Layout annotation lines:
··········

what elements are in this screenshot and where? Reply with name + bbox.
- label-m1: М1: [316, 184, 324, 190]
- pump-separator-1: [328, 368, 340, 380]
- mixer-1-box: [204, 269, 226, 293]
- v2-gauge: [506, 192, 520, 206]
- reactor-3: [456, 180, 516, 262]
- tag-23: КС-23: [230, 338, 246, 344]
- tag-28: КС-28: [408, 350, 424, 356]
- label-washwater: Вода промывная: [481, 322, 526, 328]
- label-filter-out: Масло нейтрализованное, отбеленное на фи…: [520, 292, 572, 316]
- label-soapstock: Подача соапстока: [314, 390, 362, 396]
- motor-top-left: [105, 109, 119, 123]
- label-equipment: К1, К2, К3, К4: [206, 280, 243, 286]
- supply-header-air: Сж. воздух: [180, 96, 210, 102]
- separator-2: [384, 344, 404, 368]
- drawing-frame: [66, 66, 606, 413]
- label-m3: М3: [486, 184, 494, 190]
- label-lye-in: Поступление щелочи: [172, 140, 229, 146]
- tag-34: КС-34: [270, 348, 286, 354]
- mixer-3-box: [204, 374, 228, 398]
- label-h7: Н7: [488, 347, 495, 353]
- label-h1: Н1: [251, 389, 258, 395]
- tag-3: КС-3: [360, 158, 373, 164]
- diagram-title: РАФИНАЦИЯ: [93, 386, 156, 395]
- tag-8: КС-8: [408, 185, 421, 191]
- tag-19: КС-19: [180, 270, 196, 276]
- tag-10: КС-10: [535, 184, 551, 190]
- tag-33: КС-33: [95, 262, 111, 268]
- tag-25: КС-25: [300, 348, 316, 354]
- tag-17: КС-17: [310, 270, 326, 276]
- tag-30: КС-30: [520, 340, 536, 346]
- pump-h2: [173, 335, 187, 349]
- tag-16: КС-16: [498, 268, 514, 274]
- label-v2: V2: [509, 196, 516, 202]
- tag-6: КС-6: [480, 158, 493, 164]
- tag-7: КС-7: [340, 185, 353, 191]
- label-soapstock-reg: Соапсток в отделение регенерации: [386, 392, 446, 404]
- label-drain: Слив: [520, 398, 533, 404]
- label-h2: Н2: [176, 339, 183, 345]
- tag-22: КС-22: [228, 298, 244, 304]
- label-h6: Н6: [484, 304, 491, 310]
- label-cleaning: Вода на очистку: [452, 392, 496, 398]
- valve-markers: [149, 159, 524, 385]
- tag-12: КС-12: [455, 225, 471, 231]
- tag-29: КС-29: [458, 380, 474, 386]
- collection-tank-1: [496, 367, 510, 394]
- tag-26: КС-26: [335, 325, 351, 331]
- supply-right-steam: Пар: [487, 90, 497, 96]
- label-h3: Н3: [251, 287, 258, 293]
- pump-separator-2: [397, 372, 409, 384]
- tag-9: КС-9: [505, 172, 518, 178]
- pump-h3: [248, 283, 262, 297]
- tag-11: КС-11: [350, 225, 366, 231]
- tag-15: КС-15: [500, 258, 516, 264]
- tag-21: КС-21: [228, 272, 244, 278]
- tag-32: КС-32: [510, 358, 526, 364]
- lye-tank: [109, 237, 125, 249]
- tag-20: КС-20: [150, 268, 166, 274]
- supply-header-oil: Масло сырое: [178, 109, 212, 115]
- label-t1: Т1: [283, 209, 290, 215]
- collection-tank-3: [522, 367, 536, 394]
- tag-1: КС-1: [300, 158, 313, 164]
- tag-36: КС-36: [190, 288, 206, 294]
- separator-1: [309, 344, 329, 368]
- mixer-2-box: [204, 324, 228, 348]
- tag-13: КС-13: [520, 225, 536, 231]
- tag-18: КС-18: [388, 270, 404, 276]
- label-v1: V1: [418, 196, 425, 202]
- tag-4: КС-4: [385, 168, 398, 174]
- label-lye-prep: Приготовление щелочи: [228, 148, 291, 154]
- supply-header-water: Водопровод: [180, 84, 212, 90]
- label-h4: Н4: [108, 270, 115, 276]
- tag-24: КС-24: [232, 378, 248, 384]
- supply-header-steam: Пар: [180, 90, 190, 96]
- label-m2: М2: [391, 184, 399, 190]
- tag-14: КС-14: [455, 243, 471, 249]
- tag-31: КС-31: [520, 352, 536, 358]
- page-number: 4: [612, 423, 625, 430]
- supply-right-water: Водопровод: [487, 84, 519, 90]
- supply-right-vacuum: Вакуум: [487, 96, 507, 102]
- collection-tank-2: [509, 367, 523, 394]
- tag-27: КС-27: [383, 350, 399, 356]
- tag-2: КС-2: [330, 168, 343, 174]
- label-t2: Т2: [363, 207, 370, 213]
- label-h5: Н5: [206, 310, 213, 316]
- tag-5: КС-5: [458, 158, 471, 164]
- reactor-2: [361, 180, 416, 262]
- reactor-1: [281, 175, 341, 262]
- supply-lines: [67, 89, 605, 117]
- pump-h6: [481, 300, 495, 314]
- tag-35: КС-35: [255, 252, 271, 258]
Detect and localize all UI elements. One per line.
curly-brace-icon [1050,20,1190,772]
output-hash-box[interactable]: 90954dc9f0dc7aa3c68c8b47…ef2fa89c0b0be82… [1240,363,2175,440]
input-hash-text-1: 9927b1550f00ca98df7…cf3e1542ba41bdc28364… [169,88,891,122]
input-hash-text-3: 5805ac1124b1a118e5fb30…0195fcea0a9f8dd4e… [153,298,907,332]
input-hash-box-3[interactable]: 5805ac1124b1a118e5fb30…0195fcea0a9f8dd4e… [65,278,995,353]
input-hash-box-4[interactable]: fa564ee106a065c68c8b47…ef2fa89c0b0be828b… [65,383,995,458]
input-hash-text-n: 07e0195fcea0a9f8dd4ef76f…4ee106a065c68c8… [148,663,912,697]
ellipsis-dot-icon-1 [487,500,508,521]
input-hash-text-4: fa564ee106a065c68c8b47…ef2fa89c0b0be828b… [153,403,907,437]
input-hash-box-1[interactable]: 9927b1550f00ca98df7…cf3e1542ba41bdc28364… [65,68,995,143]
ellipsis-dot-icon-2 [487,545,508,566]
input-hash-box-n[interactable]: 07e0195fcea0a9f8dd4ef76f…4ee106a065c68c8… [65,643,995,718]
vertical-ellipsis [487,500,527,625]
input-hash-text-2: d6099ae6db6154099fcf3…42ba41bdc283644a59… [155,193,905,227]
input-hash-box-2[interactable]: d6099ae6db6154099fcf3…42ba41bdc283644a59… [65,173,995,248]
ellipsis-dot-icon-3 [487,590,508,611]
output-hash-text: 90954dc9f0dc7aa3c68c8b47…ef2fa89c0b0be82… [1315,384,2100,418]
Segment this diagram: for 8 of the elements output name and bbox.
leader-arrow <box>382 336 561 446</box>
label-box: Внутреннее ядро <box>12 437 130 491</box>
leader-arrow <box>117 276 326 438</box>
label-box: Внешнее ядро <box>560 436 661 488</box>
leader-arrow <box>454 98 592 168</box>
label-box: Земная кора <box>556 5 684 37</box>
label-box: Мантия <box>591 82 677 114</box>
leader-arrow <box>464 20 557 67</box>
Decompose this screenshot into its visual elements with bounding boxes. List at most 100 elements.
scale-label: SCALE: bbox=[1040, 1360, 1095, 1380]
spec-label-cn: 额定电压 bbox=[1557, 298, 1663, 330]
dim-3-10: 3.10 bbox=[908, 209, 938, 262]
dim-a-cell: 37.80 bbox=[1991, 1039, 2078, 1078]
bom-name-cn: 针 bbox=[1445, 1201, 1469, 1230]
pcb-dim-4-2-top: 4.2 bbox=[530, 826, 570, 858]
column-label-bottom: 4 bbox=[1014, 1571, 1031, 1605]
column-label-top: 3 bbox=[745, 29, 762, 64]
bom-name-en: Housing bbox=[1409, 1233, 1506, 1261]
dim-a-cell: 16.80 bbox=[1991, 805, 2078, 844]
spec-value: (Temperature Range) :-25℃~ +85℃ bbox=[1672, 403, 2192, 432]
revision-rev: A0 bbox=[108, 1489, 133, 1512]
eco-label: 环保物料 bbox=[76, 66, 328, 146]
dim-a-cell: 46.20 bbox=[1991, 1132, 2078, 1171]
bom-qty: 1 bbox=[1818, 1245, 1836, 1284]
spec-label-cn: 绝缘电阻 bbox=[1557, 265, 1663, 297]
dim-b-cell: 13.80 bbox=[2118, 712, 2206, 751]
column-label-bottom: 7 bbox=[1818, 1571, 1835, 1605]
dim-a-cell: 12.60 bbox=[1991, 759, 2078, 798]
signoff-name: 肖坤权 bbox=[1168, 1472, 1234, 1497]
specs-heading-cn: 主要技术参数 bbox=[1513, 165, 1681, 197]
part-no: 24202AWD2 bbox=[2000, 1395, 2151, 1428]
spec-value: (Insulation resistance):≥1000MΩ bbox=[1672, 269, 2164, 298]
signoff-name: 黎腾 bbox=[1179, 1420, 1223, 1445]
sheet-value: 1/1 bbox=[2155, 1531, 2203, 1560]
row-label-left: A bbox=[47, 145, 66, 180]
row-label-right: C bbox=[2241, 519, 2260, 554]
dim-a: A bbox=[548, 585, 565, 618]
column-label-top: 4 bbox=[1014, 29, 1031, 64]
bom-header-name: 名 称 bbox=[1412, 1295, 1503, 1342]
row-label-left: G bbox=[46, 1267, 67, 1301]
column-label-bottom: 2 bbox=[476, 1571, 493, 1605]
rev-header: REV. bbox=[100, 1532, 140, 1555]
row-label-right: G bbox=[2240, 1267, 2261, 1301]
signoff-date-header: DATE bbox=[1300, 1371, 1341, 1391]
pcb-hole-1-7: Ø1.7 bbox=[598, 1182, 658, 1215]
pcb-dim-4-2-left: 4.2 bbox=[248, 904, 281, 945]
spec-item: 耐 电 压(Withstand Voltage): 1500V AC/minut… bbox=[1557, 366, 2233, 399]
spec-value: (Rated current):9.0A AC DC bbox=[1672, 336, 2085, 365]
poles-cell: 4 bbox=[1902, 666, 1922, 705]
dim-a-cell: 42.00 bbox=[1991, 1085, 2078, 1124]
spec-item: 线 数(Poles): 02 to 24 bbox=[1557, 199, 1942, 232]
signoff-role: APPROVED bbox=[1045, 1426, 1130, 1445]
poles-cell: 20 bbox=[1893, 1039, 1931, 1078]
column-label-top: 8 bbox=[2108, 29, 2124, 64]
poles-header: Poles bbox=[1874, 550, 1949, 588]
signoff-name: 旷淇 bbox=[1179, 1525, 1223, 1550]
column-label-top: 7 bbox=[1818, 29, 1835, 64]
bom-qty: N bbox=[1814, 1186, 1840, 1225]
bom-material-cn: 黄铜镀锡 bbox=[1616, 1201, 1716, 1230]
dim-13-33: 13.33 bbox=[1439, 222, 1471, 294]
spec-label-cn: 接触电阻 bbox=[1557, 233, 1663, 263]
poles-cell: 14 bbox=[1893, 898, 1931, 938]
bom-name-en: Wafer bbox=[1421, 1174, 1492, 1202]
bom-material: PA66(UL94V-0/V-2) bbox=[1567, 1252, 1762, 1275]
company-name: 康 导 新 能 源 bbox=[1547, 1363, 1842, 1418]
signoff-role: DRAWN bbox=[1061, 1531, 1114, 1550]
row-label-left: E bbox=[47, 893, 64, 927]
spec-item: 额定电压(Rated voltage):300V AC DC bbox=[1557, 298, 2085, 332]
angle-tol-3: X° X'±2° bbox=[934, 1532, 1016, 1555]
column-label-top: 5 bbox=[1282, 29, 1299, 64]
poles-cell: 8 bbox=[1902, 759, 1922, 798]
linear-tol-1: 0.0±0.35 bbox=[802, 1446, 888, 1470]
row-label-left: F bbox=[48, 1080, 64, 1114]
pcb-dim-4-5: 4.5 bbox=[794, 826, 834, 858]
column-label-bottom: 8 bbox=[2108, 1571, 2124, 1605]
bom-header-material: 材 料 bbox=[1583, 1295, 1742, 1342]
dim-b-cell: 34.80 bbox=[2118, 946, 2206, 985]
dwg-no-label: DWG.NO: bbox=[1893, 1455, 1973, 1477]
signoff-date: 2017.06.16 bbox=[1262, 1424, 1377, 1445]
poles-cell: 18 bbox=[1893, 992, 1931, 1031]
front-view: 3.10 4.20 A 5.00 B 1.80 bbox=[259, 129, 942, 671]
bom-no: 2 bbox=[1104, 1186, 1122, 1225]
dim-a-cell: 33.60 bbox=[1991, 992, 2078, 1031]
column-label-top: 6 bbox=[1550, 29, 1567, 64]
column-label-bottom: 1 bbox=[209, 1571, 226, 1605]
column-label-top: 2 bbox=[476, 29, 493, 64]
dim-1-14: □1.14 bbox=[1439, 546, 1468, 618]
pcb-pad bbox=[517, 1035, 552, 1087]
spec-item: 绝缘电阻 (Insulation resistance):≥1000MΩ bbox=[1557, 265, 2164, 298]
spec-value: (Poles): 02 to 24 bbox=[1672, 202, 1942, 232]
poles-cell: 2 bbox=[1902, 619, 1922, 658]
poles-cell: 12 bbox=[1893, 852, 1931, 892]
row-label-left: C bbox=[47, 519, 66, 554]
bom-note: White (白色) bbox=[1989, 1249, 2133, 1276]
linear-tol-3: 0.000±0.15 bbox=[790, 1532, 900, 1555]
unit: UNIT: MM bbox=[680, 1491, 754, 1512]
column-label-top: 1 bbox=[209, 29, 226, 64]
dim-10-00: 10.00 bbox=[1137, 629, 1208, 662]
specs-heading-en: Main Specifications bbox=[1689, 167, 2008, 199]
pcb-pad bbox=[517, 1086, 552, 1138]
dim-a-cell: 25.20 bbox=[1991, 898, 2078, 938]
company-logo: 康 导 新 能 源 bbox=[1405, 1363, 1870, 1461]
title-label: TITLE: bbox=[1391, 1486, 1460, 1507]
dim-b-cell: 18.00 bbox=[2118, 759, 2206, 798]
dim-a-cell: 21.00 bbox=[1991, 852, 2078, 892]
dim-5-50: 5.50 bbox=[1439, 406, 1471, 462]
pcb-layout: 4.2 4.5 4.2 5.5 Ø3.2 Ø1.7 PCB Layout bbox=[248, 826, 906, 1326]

··········

TASK GOAL:
Rewrite the stretch from the start of the lines through the line containing "- tag-26: КС-26: [335, 325, 351, 331]", swapping "separator" for "splitter" and leaving everything else unchanged.

ANSWER TO THIS PROBLEM:
what elements are in this screenshot and where? Reply with name + bbox.
- label-m1: М1: [316, 184, 324, 190]
- pump-splitter-1: [328, 368, 340, 380]
- mixer-1-box: [204, 269, 226, 293]
- v2-gauge: [506, 192, 520, 206]
- reactor-3: [456, 180, 516, 262]
- tag-23: КС-23: [230, 338, 246, 344]
- tag-28: КС-28: [408, 350, 424, 356]
- label-washwater: Вода промывная: [481, 322, 526, 328]
- label-filter-out: Масло нейтрализованное, отбеленное на фи…: [520, 292, 572, 316]
- label-soapstock: Подача соапстока: [314, 390, 362, 396]
- motor-top-left: [105, 109, 119, 123]
- label-equipment: К1, К2, К3, К4: [206, 280, 243, 286]
- supply-header-air: Сж. воздух: [180, 96, 210, 102]
- splitter-2: [384, 344, 404, 368]
- drawing-frame: [66, 66, 606, 413]
- label-m3: М3: [486, 184, 494, 190]
- label-lye-in: Поступление щелочи: [172, 140, 229, 146]
- tag-34: КС-34: [270, 348, 286, 354]
- mixer-3-box: [204, 374, 228, 398]
- label-h7: Н7: [488, 347, 495, 353]
- label-h1: Н1: [251, 389, 258, 395]
- tag-3: КС-3: [360, 158, 373, 164]
- diagram-title: РАФИНАЦИЯ: [93, 386, 156, 395]
- tag-8: КС-8: [408, 185, 421, 191]
- tag-19: КС-19: [180, 270, 196, 276]
- tag-10: КС-10: [535, 184, 551, 190]
- tag-33: КС-33: [95, 262, 111, 268]
- tag-25: КС-25: [300, 348, 316, 354]
- tag-17: КС-17: [310, 270, 326, 276]
- tag-30: КС-30: [520, 340, 536, 346]
- pump-h2: [173, 335, 187, 349]
- tag-16: КС-16: [498, 268, 514, 274]
- label-v2: V2: [509, 196, 516, 202]
- tag-6: КС-6: [480, 158, 493, 164]
- tag-7: КС-7: [340, 185, 353, 191]
- label-soapstock-reg: Соапсток в отделение регенерации: [386, 392, 446, 404]
- label-drain: Слив: [520, 398, 533, 404]
- label-h2: Н2: [176, 339, 183, 345]
- tag-22: КС-22: [228, 298, 244, 304]
- label-h6: Н6: [484, 304, 491, 310]
- label-cleaning: Вода на очистку: [452, 392, 496, 398]
- valve-markers: [149, 159, 524, 385]
- tag-12: КС-12: [455, 225, 471, 231]
- tag-29: КС-29: [458, 380, 474, 386]
- collection-tank-1: [496, 367, 510, 394]
- tag-26: КС-26: [335, 325, 351, 331]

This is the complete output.